# PROVIDED DATA
** begin **

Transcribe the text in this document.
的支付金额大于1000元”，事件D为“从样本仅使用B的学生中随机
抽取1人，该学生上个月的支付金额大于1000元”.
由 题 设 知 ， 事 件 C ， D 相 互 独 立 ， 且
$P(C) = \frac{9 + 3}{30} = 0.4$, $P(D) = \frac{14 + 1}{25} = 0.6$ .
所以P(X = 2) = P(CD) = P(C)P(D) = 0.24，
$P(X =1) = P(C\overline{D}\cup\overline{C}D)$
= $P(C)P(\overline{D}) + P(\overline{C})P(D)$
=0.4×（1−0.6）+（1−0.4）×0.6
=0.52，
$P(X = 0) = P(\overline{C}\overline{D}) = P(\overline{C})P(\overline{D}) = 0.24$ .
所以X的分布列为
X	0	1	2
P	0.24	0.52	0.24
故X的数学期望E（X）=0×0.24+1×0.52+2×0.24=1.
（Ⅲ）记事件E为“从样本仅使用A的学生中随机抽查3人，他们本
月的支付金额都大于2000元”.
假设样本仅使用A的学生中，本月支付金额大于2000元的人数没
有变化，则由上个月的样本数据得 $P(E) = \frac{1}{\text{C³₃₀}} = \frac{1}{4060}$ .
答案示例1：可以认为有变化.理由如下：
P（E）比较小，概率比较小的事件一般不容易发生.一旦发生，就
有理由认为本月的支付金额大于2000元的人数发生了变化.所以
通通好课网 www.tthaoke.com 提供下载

** end **

# EXERCISE DESCRIPTION
Above are some records. Print them all exactly.

# RESULT OF THIS EXERCISE
Transcribe the text in this document.
的支付金额大于1000元”，事件D为“从样本仅使用B的学生中随机
抽取1人，该学生上个月的支付金额大于1000元”.
由 题 设 知 ， 事 件 C ， D 相 互 独 立 ， 且
$P(C) = \frac{9 + 3}{30} = 0.4$, $P(D) = \frac{14 + 1}{25} = 0.6$ .
所以P(X = 2) = P(CD) = P(C)P(D) = 0.24，
$P(X =1) = P(C\overline{D}\cup\overline{C}D)$
= $P(C)P(\overline{D}) + P(\overline{C})P(D)$
=0.4×（1−0.6）+（1−0.4）×0.6
=0.52，
$P(X = 0) = P(\overline{C}\overline{D}) = P(\overline{C})P(\overline{D}) = 0.24$ .
所以X的分布列为
X	0	1	2
P	0.24	0.52	0.24
故X的数学期望E（X）=0×0.24+1×0.52+2×0.24=1.
（Ⅲ）记事件E为“从样本仅使用A的学生中随机抽查3人，他们本
月的支付金额都大于2000元”.
假设样本仅使用A的学生中，本月支付金额大于2000元的人数没
有变化，则由上个月的样本数据得 $P(E) = \frac{1}{\text{C³₃₀}} = \frac{1}{4060}$ .
答案示例1：可以认为有变化.理由如下：
P（E）比较小，概率比较小的事件一般不容易发生.一旦发生，就
有理由认为本月的支付金额大于2000元的人数发生了变化.所以
通通好课网 www.tthaoke.com 提供下载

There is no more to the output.